**Problem to work on**: Lay out as a numbered list the part of the material that opens with the line containing "- member-stats: 体魄 376" and closes with the line containing "- trait[interactable]: 小梨涡: [663, 1295, 771, 1336]", leaving out any blank lines.

**Data listing**:
Begin
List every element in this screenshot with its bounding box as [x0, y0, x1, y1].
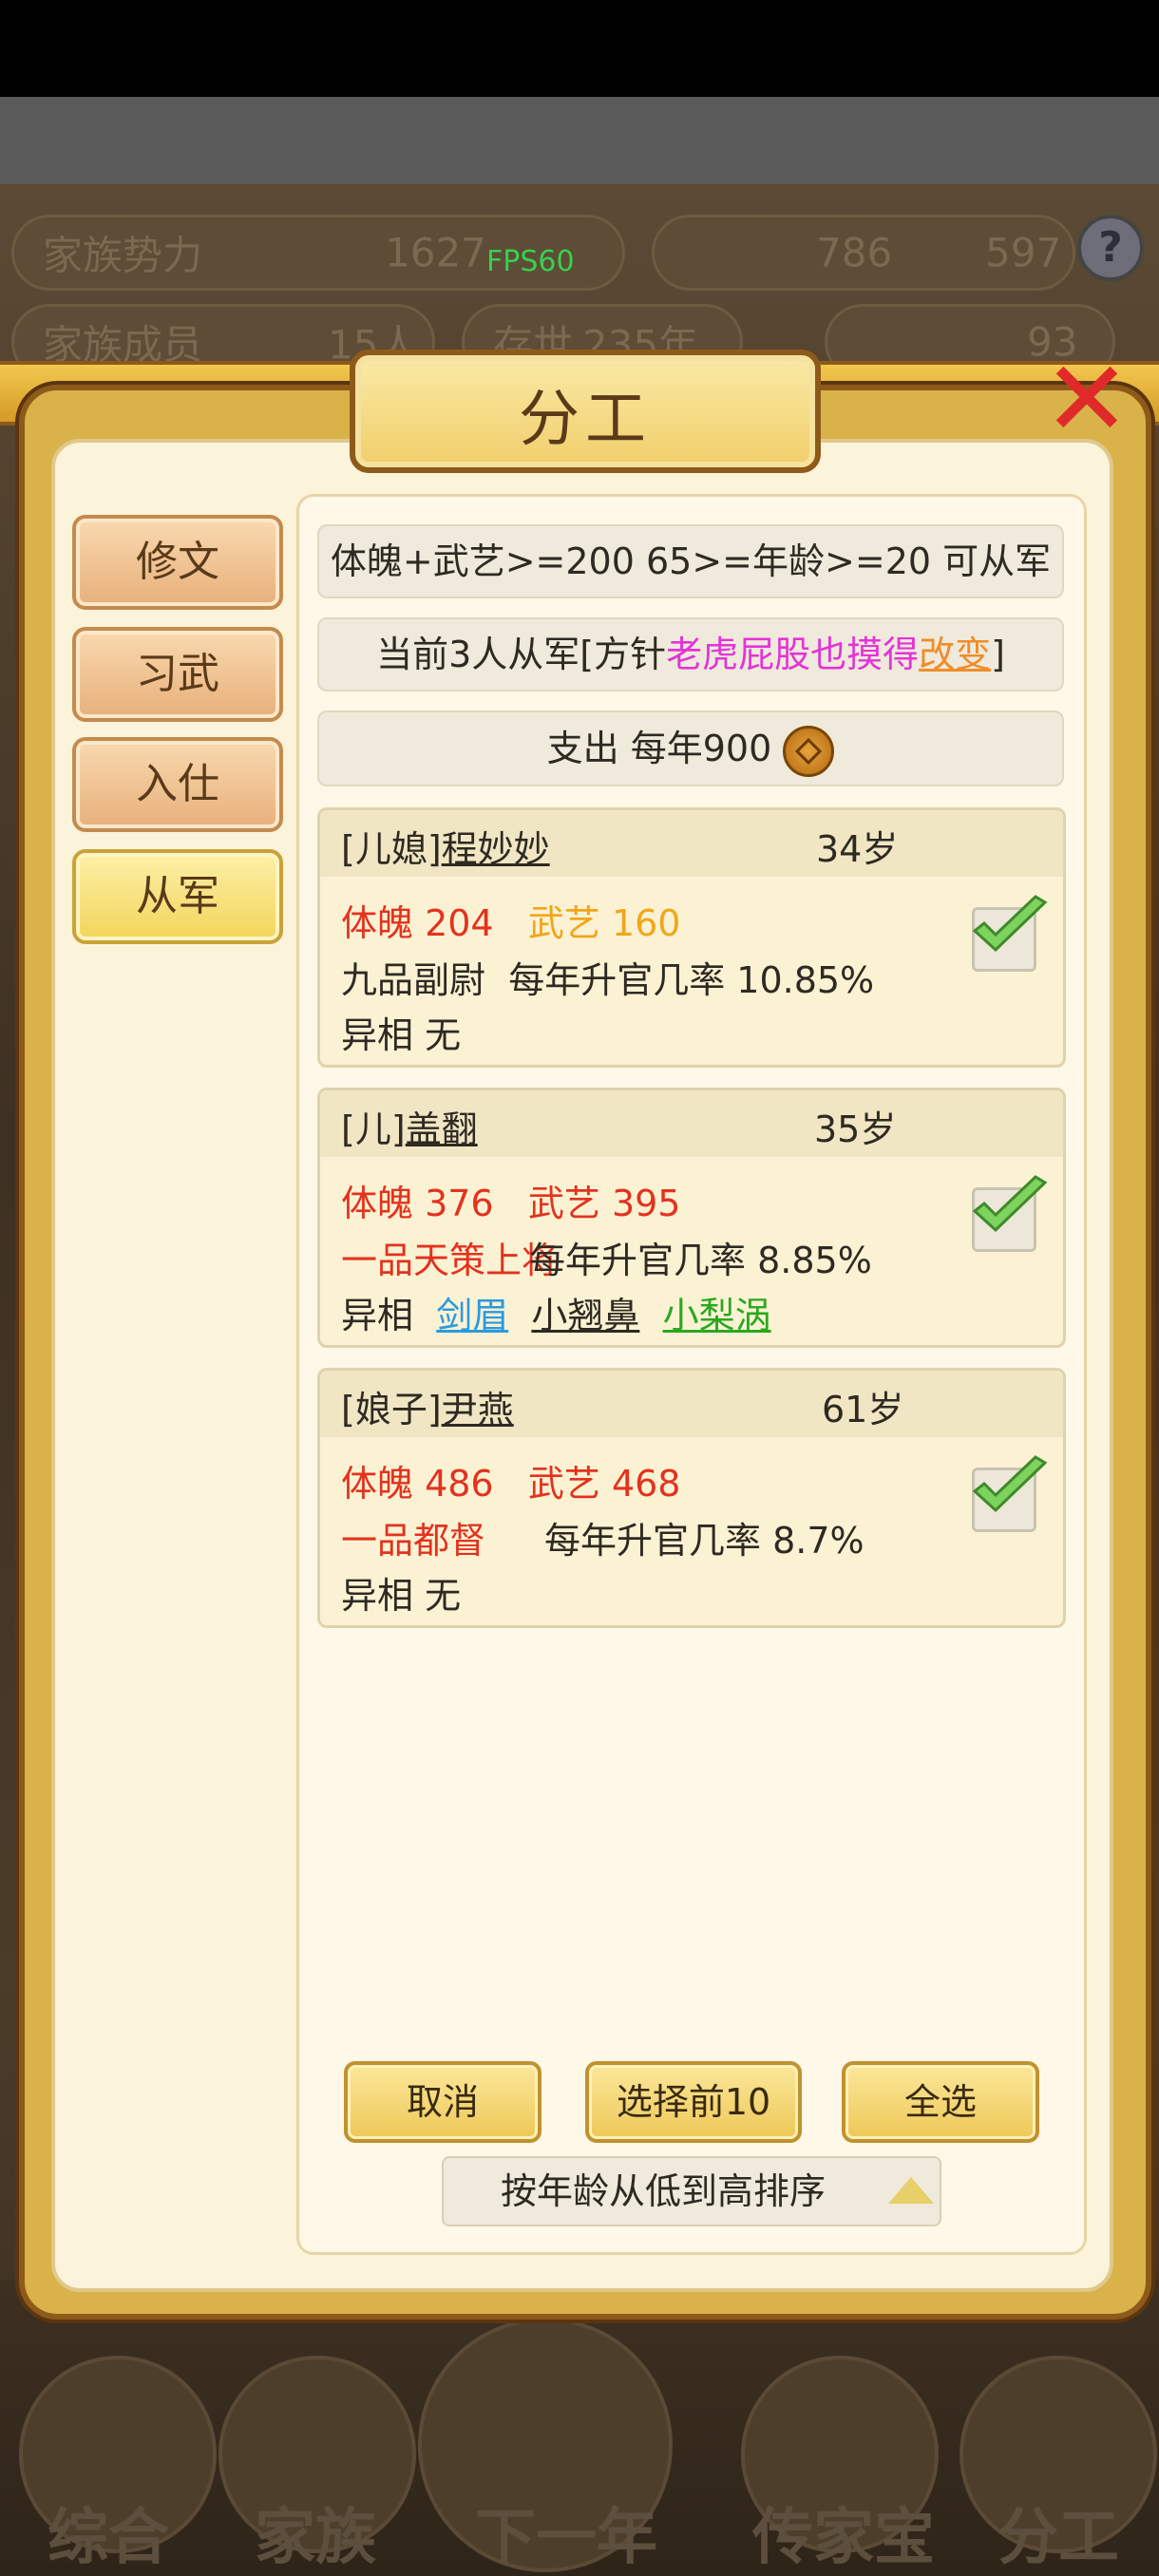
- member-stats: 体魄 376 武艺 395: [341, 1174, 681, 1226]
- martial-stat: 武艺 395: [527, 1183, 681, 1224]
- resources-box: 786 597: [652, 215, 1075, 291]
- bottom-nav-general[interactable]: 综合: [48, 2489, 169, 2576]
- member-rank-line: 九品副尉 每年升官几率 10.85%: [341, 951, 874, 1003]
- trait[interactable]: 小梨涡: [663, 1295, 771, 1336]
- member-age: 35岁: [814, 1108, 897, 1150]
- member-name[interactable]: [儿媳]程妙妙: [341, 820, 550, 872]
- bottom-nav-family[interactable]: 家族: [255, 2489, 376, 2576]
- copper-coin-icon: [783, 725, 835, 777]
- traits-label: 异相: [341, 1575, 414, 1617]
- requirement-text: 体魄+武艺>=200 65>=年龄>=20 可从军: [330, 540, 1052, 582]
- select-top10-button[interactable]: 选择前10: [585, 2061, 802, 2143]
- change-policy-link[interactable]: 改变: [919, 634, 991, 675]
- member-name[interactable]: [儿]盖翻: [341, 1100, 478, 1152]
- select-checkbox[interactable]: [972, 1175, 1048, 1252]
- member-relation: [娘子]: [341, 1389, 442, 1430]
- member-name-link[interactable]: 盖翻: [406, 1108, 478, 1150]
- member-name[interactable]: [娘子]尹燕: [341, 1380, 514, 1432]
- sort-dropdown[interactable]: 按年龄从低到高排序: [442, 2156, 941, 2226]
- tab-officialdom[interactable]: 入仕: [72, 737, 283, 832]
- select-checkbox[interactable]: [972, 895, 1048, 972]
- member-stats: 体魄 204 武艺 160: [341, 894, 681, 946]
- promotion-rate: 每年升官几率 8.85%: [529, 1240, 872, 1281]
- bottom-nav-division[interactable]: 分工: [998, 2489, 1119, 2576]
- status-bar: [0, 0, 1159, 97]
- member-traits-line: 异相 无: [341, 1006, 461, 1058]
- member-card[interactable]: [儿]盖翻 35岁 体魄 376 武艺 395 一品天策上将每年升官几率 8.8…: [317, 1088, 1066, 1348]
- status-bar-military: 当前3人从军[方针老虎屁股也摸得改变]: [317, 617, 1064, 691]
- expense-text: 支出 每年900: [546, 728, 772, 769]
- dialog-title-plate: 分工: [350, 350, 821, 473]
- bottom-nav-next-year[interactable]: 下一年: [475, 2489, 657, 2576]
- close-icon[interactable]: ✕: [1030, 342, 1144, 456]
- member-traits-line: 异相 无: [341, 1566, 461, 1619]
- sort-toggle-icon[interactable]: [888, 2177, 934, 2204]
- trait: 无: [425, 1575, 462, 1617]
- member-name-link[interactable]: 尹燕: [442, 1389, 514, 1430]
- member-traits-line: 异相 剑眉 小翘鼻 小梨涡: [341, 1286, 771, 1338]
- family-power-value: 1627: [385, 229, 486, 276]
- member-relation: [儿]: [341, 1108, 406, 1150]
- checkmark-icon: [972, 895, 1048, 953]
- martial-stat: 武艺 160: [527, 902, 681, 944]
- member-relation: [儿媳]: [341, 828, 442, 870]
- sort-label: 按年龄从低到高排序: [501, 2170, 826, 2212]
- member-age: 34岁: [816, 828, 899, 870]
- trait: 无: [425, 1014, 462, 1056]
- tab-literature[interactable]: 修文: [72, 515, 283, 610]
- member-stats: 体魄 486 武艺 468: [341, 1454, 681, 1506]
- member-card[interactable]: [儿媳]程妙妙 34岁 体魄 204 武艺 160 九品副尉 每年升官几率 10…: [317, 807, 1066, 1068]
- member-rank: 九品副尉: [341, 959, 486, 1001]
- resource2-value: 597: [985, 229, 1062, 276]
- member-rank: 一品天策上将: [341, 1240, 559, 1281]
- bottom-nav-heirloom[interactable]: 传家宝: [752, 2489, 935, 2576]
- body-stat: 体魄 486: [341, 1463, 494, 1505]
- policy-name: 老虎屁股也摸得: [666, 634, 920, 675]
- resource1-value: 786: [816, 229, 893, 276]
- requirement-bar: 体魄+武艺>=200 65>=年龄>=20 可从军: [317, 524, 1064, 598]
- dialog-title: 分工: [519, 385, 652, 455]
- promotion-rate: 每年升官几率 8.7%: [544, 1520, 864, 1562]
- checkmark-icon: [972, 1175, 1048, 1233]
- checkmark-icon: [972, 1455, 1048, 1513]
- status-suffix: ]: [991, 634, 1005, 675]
End
**Answer to the exercise**:
1. - member-stats: 体魄 376 武艺 395: [341, 1174, 681, 1226]
2. - martial-stat: 武艺 395: [527, 1183, 681, 1224]
3. - resources-box: 786 597: [652, 215, 1075, 291]
4. - bottom-nav-general[interactable]: 综合: [48, 2489, 169, 2576]
5. - member-rank-line: 九品副尉 每年升官几率 10.85%: [341, 951, 874, 1003]
6. - trait[interactable]: 小梨涡: [663, 1295, 771, 1336]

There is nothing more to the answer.